[Excerpts from a figure dataset]
★ ★ ★ ★ ★ ★ ★
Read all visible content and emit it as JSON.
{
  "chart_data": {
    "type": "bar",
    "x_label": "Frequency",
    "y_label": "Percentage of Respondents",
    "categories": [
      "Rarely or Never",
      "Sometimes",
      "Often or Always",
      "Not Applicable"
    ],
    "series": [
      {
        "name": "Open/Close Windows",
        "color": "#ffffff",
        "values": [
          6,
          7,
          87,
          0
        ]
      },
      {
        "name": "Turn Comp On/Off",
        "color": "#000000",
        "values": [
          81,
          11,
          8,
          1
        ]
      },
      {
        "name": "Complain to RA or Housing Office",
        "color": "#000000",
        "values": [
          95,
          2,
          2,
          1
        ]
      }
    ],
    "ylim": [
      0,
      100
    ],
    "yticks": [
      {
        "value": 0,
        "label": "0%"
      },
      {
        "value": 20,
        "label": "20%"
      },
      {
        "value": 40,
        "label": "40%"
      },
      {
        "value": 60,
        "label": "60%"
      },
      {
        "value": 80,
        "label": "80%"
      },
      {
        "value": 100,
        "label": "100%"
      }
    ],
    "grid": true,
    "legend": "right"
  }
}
★ ★ ★ ★ ★ ★ ★
What you need to do>
All of the lines above need to be given again exactly.

Final result>
Read all visible content and emit it as JSON.
{
  "chart_data": {
    "type": "bar",
    "x_label": "Frequency",
    "y_label": "Percentage of Respondents",
    "categories": [
      "Rarely or Never",
      "Sometimes",
      "Often or Always",
      "Not Applicable"
    ],
    "series": [
      {
        "name": "Open/Close Windows",
        "color": "#ffffff",
        "values": [
          6,
          7,
          87,
          0
        ]
      },
      {
        "name": "Turn Comp On/Off",
        "color": "#000000",
        "values": [
          81,
          11,
          8,
          1
        ]
      },
      {
        "name": "Complain to RA or Housing Office",
        "color": "#000000",
        "values": [
          95,
          2,
          2,
          1
        ]
      }
    ],
    "ylim": [
      0,
      100
    ],
    "yticks": [
      {
        "value": 0,
        "label": "0%"
      },
      {
        "value": 20,
        "label": "20%"
      },
      {
        "value": 40,
        "label": "40%"
      },
      {
        "value": 60,
        "label": "60%"
      },
      {
        "value": 80,
        "label": "80%"
      },
      {
        "value": 100,
        "label": "100%"
      }
    ],
    "grid": true,
    "legend": "right"
  }
}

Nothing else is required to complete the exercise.